▼▼▼

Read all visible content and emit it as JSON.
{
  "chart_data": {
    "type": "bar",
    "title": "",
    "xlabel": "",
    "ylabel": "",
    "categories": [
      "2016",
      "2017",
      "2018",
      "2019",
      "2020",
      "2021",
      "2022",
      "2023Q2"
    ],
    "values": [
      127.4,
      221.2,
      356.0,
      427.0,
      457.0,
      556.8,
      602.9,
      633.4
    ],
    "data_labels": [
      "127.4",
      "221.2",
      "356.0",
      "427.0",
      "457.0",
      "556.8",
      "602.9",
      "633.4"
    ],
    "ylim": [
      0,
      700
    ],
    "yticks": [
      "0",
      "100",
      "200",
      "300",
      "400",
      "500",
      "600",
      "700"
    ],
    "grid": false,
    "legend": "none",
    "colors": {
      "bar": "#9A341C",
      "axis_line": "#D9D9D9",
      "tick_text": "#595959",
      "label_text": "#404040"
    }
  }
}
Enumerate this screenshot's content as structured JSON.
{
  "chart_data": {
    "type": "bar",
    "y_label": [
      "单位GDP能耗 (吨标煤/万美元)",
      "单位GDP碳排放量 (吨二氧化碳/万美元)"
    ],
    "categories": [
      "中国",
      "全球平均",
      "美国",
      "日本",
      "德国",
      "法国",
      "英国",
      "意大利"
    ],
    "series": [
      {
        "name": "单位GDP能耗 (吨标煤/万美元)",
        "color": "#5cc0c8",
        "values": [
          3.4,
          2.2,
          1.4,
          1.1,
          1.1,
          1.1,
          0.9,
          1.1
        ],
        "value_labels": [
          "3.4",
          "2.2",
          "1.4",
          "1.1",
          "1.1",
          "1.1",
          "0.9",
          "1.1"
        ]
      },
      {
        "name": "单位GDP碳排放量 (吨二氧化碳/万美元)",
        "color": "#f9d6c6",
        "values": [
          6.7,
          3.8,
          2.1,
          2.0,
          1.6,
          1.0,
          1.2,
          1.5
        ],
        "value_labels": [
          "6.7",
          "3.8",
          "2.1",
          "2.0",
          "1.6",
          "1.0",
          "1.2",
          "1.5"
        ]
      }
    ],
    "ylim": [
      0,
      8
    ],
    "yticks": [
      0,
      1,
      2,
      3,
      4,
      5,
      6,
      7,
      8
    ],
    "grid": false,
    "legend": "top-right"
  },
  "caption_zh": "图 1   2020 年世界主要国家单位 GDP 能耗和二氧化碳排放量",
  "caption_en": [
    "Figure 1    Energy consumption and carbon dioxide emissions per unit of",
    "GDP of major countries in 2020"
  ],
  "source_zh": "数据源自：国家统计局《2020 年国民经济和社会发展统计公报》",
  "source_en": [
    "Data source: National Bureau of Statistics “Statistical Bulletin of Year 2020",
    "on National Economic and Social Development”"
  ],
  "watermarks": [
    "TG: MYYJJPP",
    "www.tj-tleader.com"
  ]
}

▲▲▲

__Your goal__.
Out of the records, collect only those lines that contain the string "JSON".

__Task solution__.
Read all visible content and emit it as JSON.
Enumerate this screenshot's content as structured JSON.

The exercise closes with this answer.